---------- Excerpted data

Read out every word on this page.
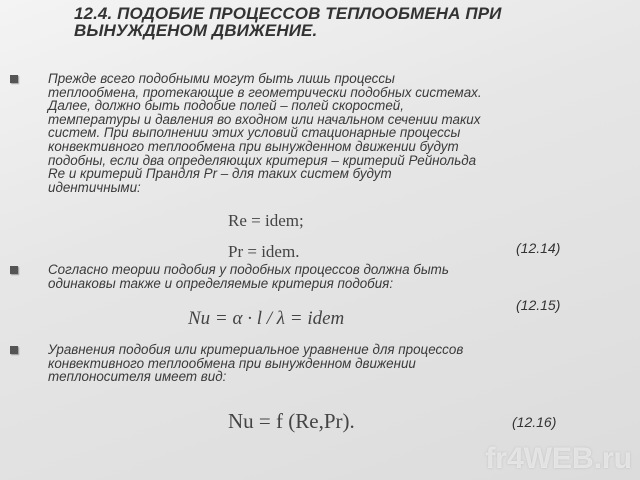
12.4. ПОДОБИЕ ПРОЦЕССОВ ТЕПЛООБМЕНА ПРИ
ВЫНУЖДЕНОМ ДВИЖЕНИЕ.
Прежде всего подобными могут быть лишь процессы
теплообмена, протекающие в геометрически подобных системах.
Далее, должно быть подобие полей – полей скоростей,
температуры и давления во входном или начальном сечении таких
систем. При выполнении этих условий стационарные процессы
конвективного теплообмена при вынужденном движении будут
подобны, если два определяющих критерия – критерий Рейнольда
Re и критерий Прандля Pr – для таких систем будут
идентичными:
Re = idem;
Pr = idem.	(12.14)
Согласно теории подобия у подобных процессов должна быть
одинаковы также и определяемые критерия подобия:
(12.15)
Nu = α · l / λ = idem
Уравнения подобия или критериальное уравнение для процессов
конвективного теплообмена при вынужденном движении
теплоносителя имеет вид:
Nu = f (Re,Pr).	(12.16)
fr4WEB.ru
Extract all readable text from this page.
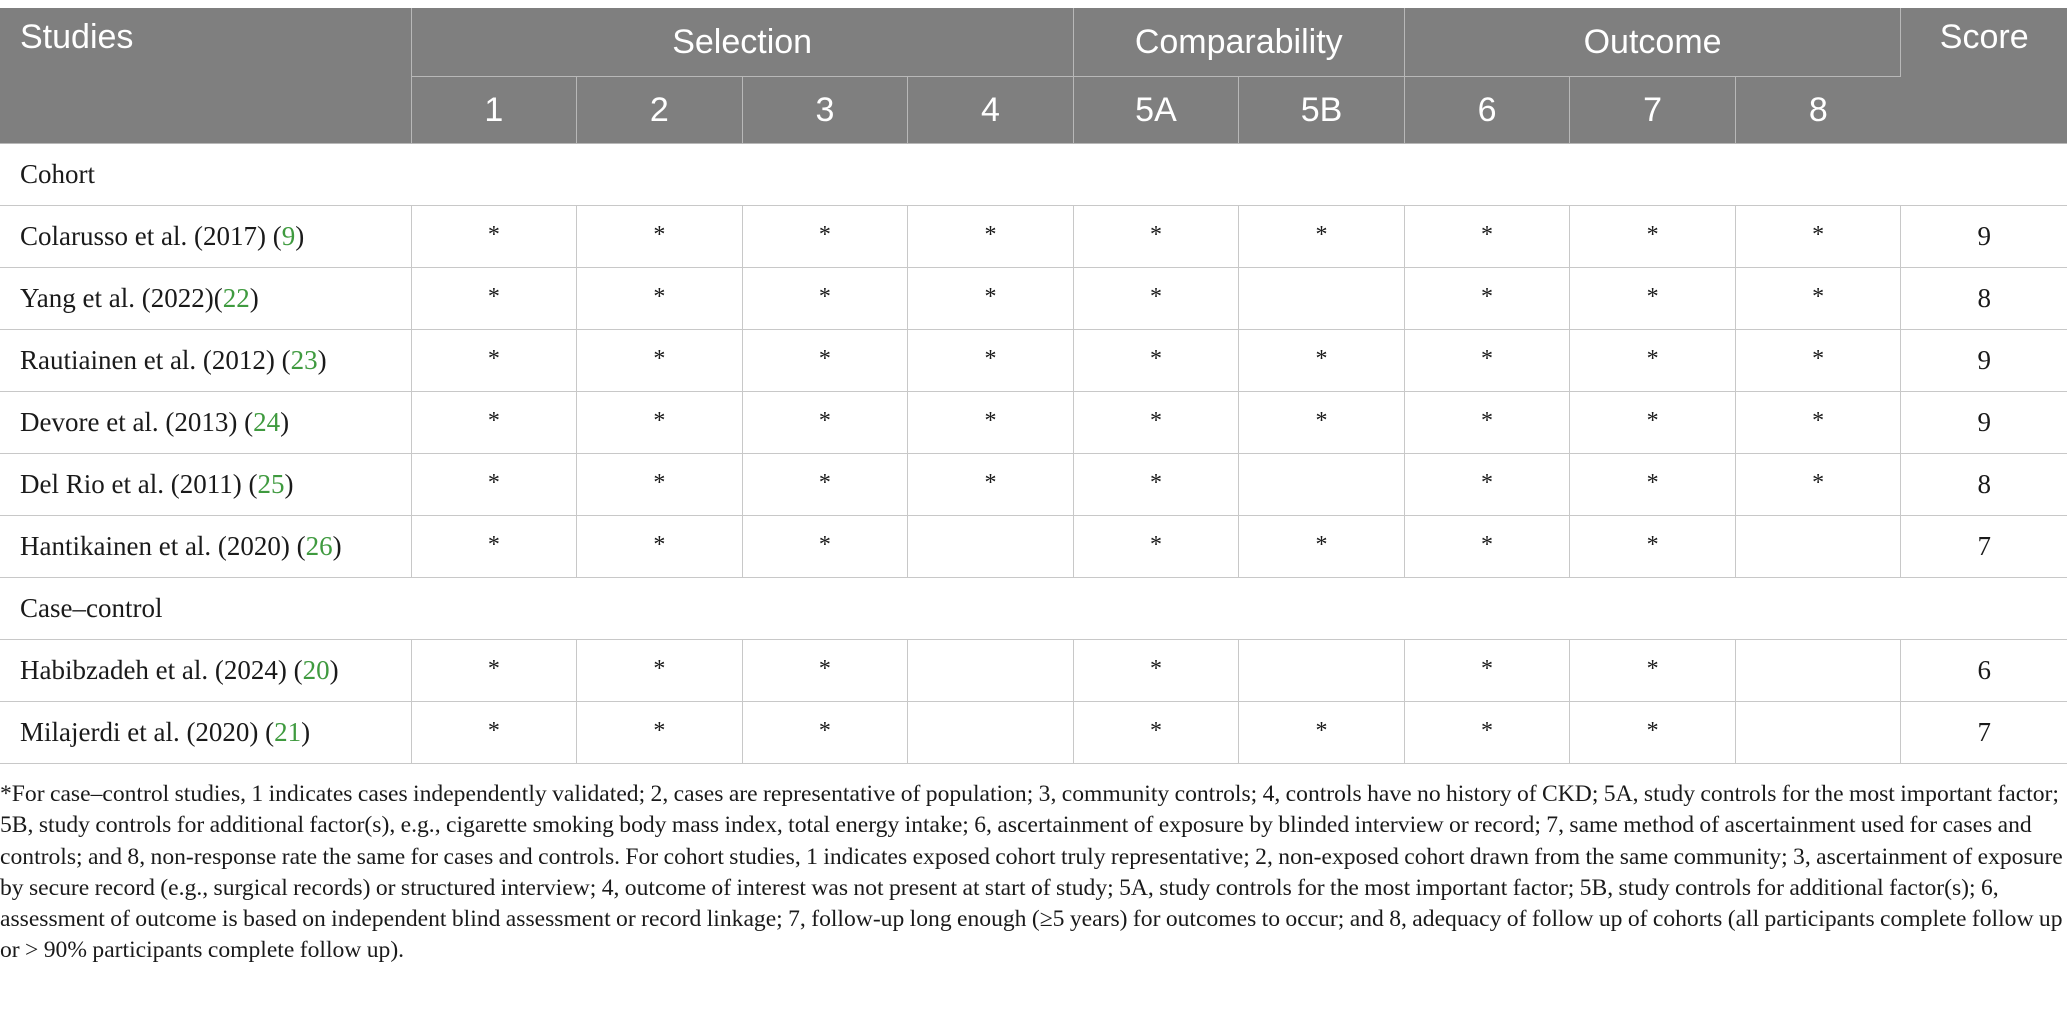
Studies	Selection				Comparability		Outcome			Score
	1	2	3	4	5A	5B	6	7	8	
Cohort										
Colarusso et al. (2017) (9)	*	*	*	*	*	*	*	*	*	9
Yang et al. (2022)(22)	*	*	*	*	*		*	*	*	8
Rautiainen et al. (2012) (23)	*	*	*	*	*	*	*	*	*	9
Devore et al. (2013) (24)	*	*	*	*	*	*	*	*	*	9
Del Rio et al. (2011) (25)	*	*	*	*	*		*	*	*	8
Hantikainen et al. (2020) (26)	*	*	*		*	*	*	*		7
Case–control										
Habibzadeh et al. (2024) (20)	*	*	*		*		*	*		6
Milajerdi et al. (2020) (21)	*	*	*		*	*	*	*		7

*For case–control studies, 1 indicates cases independently validated; 2, cases are representative of population; 3, community controls; 4, controls have no history of CKD; 5A, study controls for the most important factor; 5B, study controls for additional factor(s), e.g., cigarette smoking body mass index, total energy intake; 6, ascertainment of exposure by blinded interview or record; 7, same method of ascertainment used for cases and controls; and 8, non-response rate the same for cases and controls. For cohort studies, 1 indicates exposed cohort truly representative; 2, non-exposed cohort drawn from the same community; 3, ascertainment of exposure by secure record (e.g., surgical records) or structured interview; 4, outcome of interest was not present at start of study; 5A, study controls for the most important factor; 5B, study controls for additional factor(s); 6, assessment of outcome is based on independent blind assessment or record linkage; 7, follow-up long enough (≥5 years) for outcomes to occur; and 8, adequacy of follow up of cohorts (all participants complete follow up or > 90% participants complete follow up).
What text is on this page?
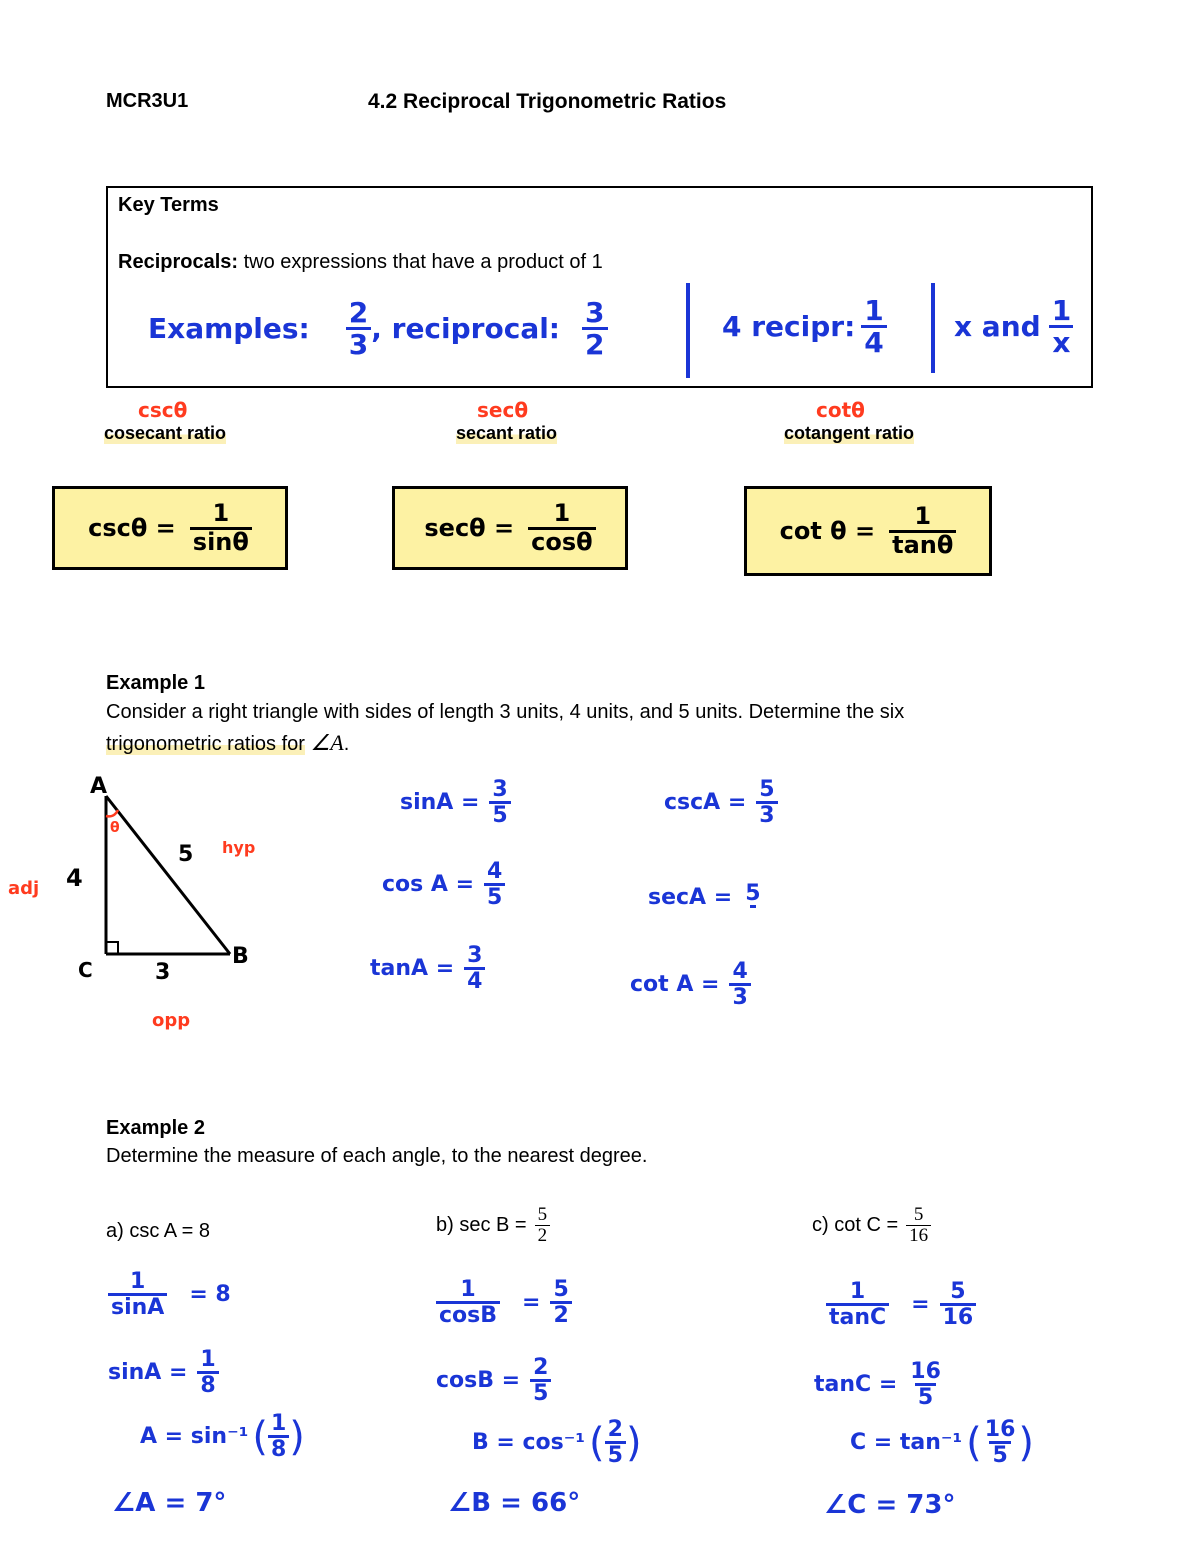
MCR3U1	4.2 Reciprocal Trigonometric Ratios
Key Terms
Reciprocals: two expressions that have a product of 1
Examples: $\frac{2}{3}$ , reciprocal: $\frac{3}{2}$	4 recipr: $\frac{1}{4}$ x and $\frac{1}{x}$
cscθ
cosecant ratio
secθ
secant ratio
cotθ
cotangent ratio
$\csc\theta = \frac{1}{\sin\theta}$	$\sec\theta = \frac{1}{\cos\theta}$	$\cot \theta = \frac{1}{\tan\theta}$
Example 1
Consider a right triangle with sides of length 3 units, 4 units, and 5 units. Determine the six
trigonometric ratios for ∠A.
A
B
C
4
3
5
θ
adj
opp
hyp
$\sin A = \frac{3}{5}$	$\csc A = \frac{5}{3}$
$\cos A = \frac{4}{5}$	secA = 5
$\tan A = \frac{3}{4}$	$\cot A = \frac{4}{3}$
Example 2
Determine the measure of each angle, to the nearest degree.
a) csc A = 8
$\frac{1}{\sin A} = 8$
$\sin A = \frac{1}{8}$
A = sin⁻¹ ( $\frac{1}{8}$ )
∠A = 7°
b) $\sec B = \frac{5}{2}$
$\frac{1}{\cos B} = \frac{5}{2}$
$\cos B = \frac{2}{5}$
B = cos⁻¹ ( $\frac{2}{5}$ )
∠B = 66°
c) $\cot C = \frac{5}{16}$
$\frac{1}{\tan C} = \frac{5}{16}$
$\tan C = \frac{16}{5}$
C = tan⁻¹ ( $\frac{16}{5}$ )
∠C = 73°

--------------------

▸ Required task
All the material shown above is to be copied exactly, with no pictures carried over.

▸ Solution below
Read out every word on this page.
12.4. ПОДОБИЕ ПРОЦЕССОВ ТЕПЛООБМЕНА ПРИ
ВЫНУЖДЕНОМ ДВИЖЕНИЕ.
Прежде всего подобными могут быть лишь процессы
теплообмена, протекающие в геометрически подобных системах.
Далее, должно быть подобие полей – полей скоростей,
температуры и давления во входном или начальном сечении таких
систем. При выполнении этих условий стационарные процессы
конвективного теплообмена при вынужденном движении будут
подобны, если два определяющих критерия – критерий Рейнольда
Re и критерий Прандля Pr – для таких систем будут
идентичными:
Re = idem;
Pr = idem.	(12.14)
Согласно теории подобия у подобных процессов должна быть
одинаковы также и определяемые критерия подобия:
(12.15)
Nu = α · l / λ = idem
Уравнения подобия или критериальное уравнение для процессов
конвективного теплообмена при вынужденном движении
теплоносителя имеет вид:
Nu = f (Re,Pr).	(12.16)
fr4WEB.ru
Extract all readable text from this page.
Studies	Selection				Comparability		Outcome			Score
	1	2	3	4	5A	5B	6	7	8	
Cohort										
Colarusso et al. (2017) (9)	*	*	*	*	*	*	*	*	*	9
Yang et al. (2022)(22)	*	*	*	*	*		*	*	*	8
Rautiainen et al. (2012) (23)	*	*	*	*	*	*	*	*	*	9
Devore et al. (2013) (24)	*	*	*	*	*	*	*	*	*	9
Del Rio et al. (2011) (25)	*	*	*	*	*		*	*	*	8
Hantikainen et al. (2020) (26)	*	*	*		*	*	*	*		7
Case–control										
Habibzadeh et al. (2024) (20)	*	*	*		*		*	*		6
Milajerdi et al. (2020) (21)	*	*	*		*	*	*	*		7

*For case–control studies, 1 indicates cases independently validated; 2, cases are representative of population; 3, community controls; 4, controls have no history of CKD; 5A, study controls for the most important factor; 5B, study controls for additional factor(s), e.g., cigarette smoking body mass index, total energy intake; 6, ascertainment of exposure by blinded interview or record; 7, same method of ascertainment used for cases and controls; and 8, non-response rate the same for cases and controls. For cohort studies, 1 indicates exposed cohort truly representative; 2, non-exposed cohort drawn from the same community; 3, ascertainment of exposure by secure record (e.g., surgical records) or structured interview; 4, outcome of interest was not present at start of study; 5A, study controls for the most important factor; 5B, study controls for additional factor(s); 6, assessment of outcome is based on independent blind assessment or record linkage; 7, follow-up long enough (≥5 years) for outcomes to occur; and 8, adequacy of follow up of cohorts (all participants complete follow up or > 90% participants complete follow up).
What text is on this page?
MCR3U1	4.2 Reciprocal Trigonometric Ratios
Key Terms
Reciprocals: two expressions that have a product of 1
Examples: $\frac{2}{3}$ , reciprocal: $\frac{3}{2}$	4 recipr: $\frac{1}{4}$ x and $\frac{1}{x}$
cscθ
cosecant ratio
secθ
secant ratio
cotθ
cotangent ratio
$\csc\theta = \frac{1}{\sin\theta}$	$\sec\theta = \frac{1}{\cos\theta}$	$\cot \theta = \frac{1}{\tan\theta}$
Example 1
Consider a right triangle with sides of length 3 units, 4 units, and 5 units. Determine the six
trigonometric ratios for ∠A.
A
B
C
4
3
5
θ
adj
opp
hyp
$\sin A = \frac{3}{5}$	$\csc A = \frac{5}{3}$
$\cos A = \frac{4}{5}$	secA = 5
$\tan A = \frac{3}{4}$	$\cot A = \frac{4}{3}$
Example 2
Determine the measure of each angle, to the nearest degree.
a) csc A = 8
$\frac{1}{\sin A} = 8$
$\sin A = \frac{1}{8}$
A = sin⁻¹ ( $\frac{1}{8}$ )
∠A = 7°
b) $\sec B = \frac{5}{2}$
$\frac{1}{\cos B} = \frac{5}{2}$
$\cos B = \frac{2}{5}$
B = cos⁻¹ ( $\frac{2}{5}$ )
∠B = 66°
c) $\cot C = \frac{5}{16}$
$\frac{1}{\tan C} = \frac{5}{16}$
$\tan C = \frac{16}{5}$
C = tan⁻¹ ( $\frac{16}{5}$ )
∠C = 73°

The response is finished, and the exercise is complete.